* **Exercise details**
Render the following material again verbatim, leaving nothing out.

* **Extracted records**
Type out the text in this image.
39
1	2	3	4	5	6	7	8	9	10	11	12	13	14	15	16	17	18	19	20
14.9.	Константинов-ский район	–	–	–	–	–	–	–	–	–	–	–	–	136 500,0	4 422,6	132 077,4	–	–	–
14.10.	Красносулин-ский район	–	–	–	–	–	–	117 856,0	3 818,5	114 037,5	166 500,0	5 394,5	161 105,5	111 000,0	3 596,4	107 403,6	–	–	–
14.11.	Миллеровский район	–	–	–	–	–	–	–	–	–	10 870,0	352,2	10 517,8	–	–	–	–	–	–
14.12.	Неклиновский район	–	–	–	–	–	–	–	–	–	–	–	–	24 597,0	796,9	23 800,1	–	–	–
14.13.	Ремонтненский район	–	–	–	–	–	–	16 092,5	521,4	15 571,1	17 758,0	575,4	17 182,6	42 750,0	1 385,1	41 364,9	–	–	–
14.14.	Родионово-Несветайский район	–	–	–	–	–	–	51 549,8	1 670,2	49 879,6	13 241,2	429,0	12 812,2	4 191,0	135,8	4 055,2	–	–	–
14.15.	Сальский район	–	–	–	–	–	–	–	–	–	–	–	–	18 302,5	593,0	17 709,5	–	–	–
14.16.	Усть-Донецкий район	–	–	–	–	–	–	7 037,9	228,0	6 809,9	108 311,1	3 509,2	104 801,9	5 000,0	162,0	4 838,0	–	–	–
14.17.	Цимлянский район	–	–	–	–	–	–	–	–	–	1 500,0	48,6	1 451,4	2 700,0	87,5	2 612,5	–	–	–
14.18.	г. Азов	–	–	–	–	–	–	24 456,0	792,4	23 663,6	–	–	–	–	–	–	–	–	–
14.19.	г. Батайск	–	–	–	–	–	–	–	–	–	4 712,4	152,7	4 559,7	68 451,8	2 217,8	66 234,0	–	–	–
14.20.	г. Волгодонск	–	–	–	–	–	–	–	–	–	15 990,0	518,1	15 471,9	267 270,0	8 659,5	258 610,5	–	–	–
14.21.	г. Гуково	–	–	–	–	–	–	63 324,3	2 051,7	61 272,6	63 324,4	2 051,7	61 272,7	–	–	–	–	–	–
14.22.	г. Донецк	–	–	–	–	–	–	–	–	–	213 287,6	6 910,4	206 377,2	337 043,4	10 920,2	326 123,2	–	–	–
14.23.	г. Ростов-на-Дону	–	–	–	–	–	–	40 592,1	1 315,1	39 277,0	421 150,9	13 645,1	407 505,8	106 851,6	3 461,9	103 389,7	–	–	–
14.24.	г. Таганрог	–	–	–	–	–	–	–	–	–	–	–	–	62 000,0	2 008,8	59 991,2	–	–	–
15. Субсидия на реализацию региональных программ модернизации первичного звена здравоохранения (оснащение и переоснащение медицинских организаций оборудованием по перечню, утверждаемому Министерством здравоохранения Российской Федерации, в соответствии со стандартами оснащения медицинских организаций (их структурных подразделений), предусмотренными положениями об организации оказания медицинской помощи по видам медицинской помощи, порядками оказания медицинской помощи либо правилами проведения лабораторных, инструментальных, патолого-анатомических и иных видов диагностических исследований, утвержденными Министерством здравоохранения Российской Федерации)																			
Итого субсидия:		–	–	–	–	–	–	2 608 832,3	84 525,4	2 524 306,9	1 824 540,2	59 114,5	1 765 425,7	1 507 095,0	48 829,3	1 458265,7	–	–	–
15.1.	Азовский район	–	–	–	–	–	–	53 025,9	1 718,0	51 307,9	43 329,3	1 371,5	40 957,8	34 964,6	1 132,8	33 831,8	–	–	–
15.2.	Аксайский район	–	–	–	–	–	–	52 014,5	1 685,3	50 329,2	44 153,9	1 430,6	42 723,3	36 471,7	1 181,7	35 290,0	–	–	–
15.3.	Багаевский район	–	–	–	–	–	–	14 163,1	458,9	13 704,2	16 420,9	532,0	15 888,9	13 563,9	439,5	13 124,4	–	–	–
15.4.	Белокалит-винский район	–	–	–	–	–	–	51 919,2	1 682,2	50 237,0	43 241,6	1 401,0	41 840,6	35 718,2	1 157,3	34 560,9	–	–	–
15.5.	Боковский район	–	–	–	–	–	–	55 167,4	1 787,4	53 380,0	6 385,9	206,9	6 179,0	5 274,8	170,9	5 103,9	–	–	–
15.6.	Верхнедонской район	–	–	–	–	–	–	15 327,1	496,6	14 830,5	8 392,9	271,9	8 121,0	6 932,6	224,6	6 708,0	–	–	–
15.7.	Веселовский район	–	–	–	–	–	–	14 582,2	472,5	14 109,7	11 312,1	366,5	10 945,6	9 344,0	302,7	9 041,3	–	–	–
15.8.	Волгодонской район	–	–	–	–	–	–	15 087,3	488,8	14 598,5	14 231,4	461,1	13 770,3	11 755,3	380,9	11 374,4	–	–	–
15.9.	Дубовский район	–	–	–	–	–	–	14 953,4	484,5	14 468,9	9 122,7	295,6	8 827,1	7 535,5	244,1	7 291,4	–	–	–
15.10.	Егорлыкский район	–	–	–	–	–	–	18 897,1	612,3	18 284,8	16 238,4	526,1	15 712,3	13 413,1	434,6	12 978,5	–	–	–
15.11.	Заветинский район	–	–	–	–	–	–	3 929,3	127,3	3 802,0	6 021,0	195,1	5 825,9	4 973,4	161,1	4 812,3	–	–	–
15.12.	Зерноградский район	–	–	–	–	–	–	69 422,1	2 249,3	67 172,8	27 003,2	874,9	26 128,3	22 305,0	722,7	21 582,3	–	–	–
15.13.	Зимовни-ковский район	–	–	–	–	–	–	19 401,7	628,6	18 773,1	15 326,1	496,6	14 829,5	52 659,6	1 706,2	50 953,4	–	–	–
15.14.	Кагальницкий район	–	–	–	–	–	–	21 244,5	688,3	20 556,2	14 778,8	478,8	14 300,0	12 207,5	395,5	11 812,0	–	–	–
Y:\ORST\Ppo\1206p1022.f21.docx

* **Task response**
Type out the text in this image.
39
1	2	3	4	5	6	7	8	9	10	11	12	13	14	15	16	17	18	19	20
14.9.	Константинов-ский район	–	–	–	–	–	–	–	–	–	–	–	–	136 500,0	4 422,6	132 077,4	–	–	–
14.10.	Красносулин-ский район	–	–	–	–	–	–	117 856,0	3 818,5	114 037,5	166 500,0	5 394,5	161 105,5	111 000,0	3 596,4	107 403,6	–	–	–
14.11.	Миллеровский район	–	–	–	–	–	–	–	–	–	10 870,0	352,2	10 517,8	–	–	–	–	–	–
14.12.	Неклиновский район	–	–	–	–	–	–	–	–	–	–	–	–	24 597,0	796,9	23 800,1	–	–	–
14.13.	Ремонтненский район	–	–	–	–	–	–	16 092,5	521,4	15 571,1	17 758,0	575,4	17 182,6	42 750,0	1 385,1	41 364,9	–	–	–
14.14.	Родионово-Несветайский район	–	–	–	–	–	–	51 549,8	1 670,2	49 879,6	13 241,2	429,0	12 812,2	4 191,0	135,8	4 055,2	–	–	–
14.15.	Сальский район	–	–	–	–	–	–	–	–	–	–	–	–	18 302,5	593,0	17 709,5	–	–	–
14.16.	Усть-Донецкий район	–	–	–	–	–	–	7 037,9	228,0	6 809,9	108 311,1	3 509,2	104 801,9	5 000,0	162,0	4 838,0	–	–	–
14.17.	Цимлянский район	–	–	–	–	–	–	–	–	–	1 500,0	48,6	1 451,4	2 700,0	87,5	2 612,5	–	–	–
14.18.	г. Азов	–	–	–	–	–	–	24 456,0	792,4	23 663,6	–	–	–	–	–	–	–	–	–
14.19.	г. Батайск	–	–	–	–	–	–	–	–	–	4 712,4	152,7	4 559,7	68 451,8	2 217,8	66 234,0	–	–	–
14.20.	г. Волгодонск	–	–	–	–	–	–	–	–	–	15 990,0	518,1	15 471,9	267 270,0	8 659,5	258 610,5	–	–	–
14.21.	г. Гуково	–	–	–	–	–	–	63 324,3	2 051,7	61 272,6	63 324,4	2 051,7	61 272,7	–	–	–	–	–	–
14.22.	г. Донецк	–	–	–	–	–	–	–	–	–	213 287,6	6 910,4	206 377,2	337 043,4	10 920,2	326 123,2	–	–	–
14.23.	г. Ростов-на-Дону	–	–	–	–	–	–	40 592,1	1 315,1	39 277,0	421 150,9	13 645,1	407 505,8	106 851,6	3 461,9	103 389,7	–	–	–
14.24.	г. Таганрог	–	–	–	–	–	–	–	–	–	–	–	–	62 000,0	2 008,8	59 991,2	–	–	–
15. Субсидия на реализацию региональных программ модернизации первичного звена здравоохранения (оснащение и переоснащение медицинских организаций оборудованием по перечню, утверждаемому Министерством здравоохранения Российской Федерации, в соответствии со стандартами оснащения медицинских организаций (их структурных подразделений), предусмотренными положениями об организации оказания медицинской помощи по видам медицинской помощи, порядками оказания медицинской помощи либо правилами проведения лабораторных, инструментальных, патолого-анатомических и иных видов диагностических исследований, утвержденными Министерством здравоохранения Российской Федерации)																			
Итого субсидия:		–	–	–	–	–	–	2 608 832,3	84 525,4	2 524 306,9	1 824 540,2	59 114,5	1 765 425,7	1 507 095,0	48 829,3	1 458265,7	–	–	–
15.1.	Азовский район	–	–	–	–	–	–	53 025,9	1 718,0	51 307,9	43 329,3	1 371,5	40 957,8	34 964,6	1 132,8	33 831,8	–	–	–
15.2.	Аксайский район	–	–	–	–	–	–	52 014,5	1 685,3	50 329,2	44 153,9	1 430,6	42 723,3	36 471,7	1 181,7	35 290,0	–	–	–
15.3.	Багаевский район	–	–	–	–	–	–	14 163,1	458,9	13 704,2	16 420,9	532,0	15 888,9	13 563,9	439,5	13 124,4	–	–	–
15.4.	Белокалит-винский район	–	–	–	–	–	–	51 919,2	1 682,2	50 237,0	43 241,6	1 401,0	41 840,6	35 718,2	1 157,3	34 560,9	–	–	–
15.5.	Боковский район	–	–	–	–	–	–	55 167,4	1 787,4	53 380,0	6 385,9	206,9	6 179,0	5 274,8	170,9	5 103,9	–	–	–
15.6.	Верхнедонской район	–	–	–	–	–	–	15 327,1	496,6	14 830,5	8 392,9	271,9	8 121,0	6 932,6	224,6	6 708,0	–	–	–
15.7.	Веселовский район	–	–	–	–	–	–	14 582,2	472,5	14 109,7	11 312,1	366,5	10 945,6	9 344,0	302,7	9 041,3	–	–	–
15.8.	Волгодонской район	–	–	–	–	–	–	15 087,3	488,8	14 598,5	14 231,4	461,1	13 770,3	11 755,3	380,9	11 374,4	–	–	–
15.9.	Дубовский район	–	–	–	–	–	–	14 953,4	484,5	14 468,9	9 122,7	295,6	8 827,1	7 535,5	244,1	7 291,4	–	–	–
15.10.	Егорлыкский район	–	–	–	–	–	–	18 897,1	612,3	18 284,8	16 238,4	526,1	15 712,3	13 413,1	434,6	12 978,5	–	–	–
15.11.	Заветинский район	–	–	–	–	–	–	3 929,3	127,3	3 802,0	6 021,0	195,1	5 825,9	4 973,4	161,1	4 812,3	–	–	–
15.12.	Зерноградский район	–	–	–	–	–	–	69 422,1	2 249,3	67 172,8	27 003,2	874,9	26 128,3	22 305,0	722,7	21 582,3	–	–	–
15.13.	Зимовни-ковский район	–	–	–	–	–	–	19 401,7	628,6	18 773,1	15 326,1	496,6	14 829,5	52 659,6	1 706,2	50 953,4	–	–	–
15.14.	Кагальницкий район	–	–	–	–	–	–	21 244,5	688,3	20 556,2	14 778,8	478,8	14 300,0	12 207,5	395,5	11 812,0	–	–	–
Y:\ORST\Ppo\1206p1022.f21.docx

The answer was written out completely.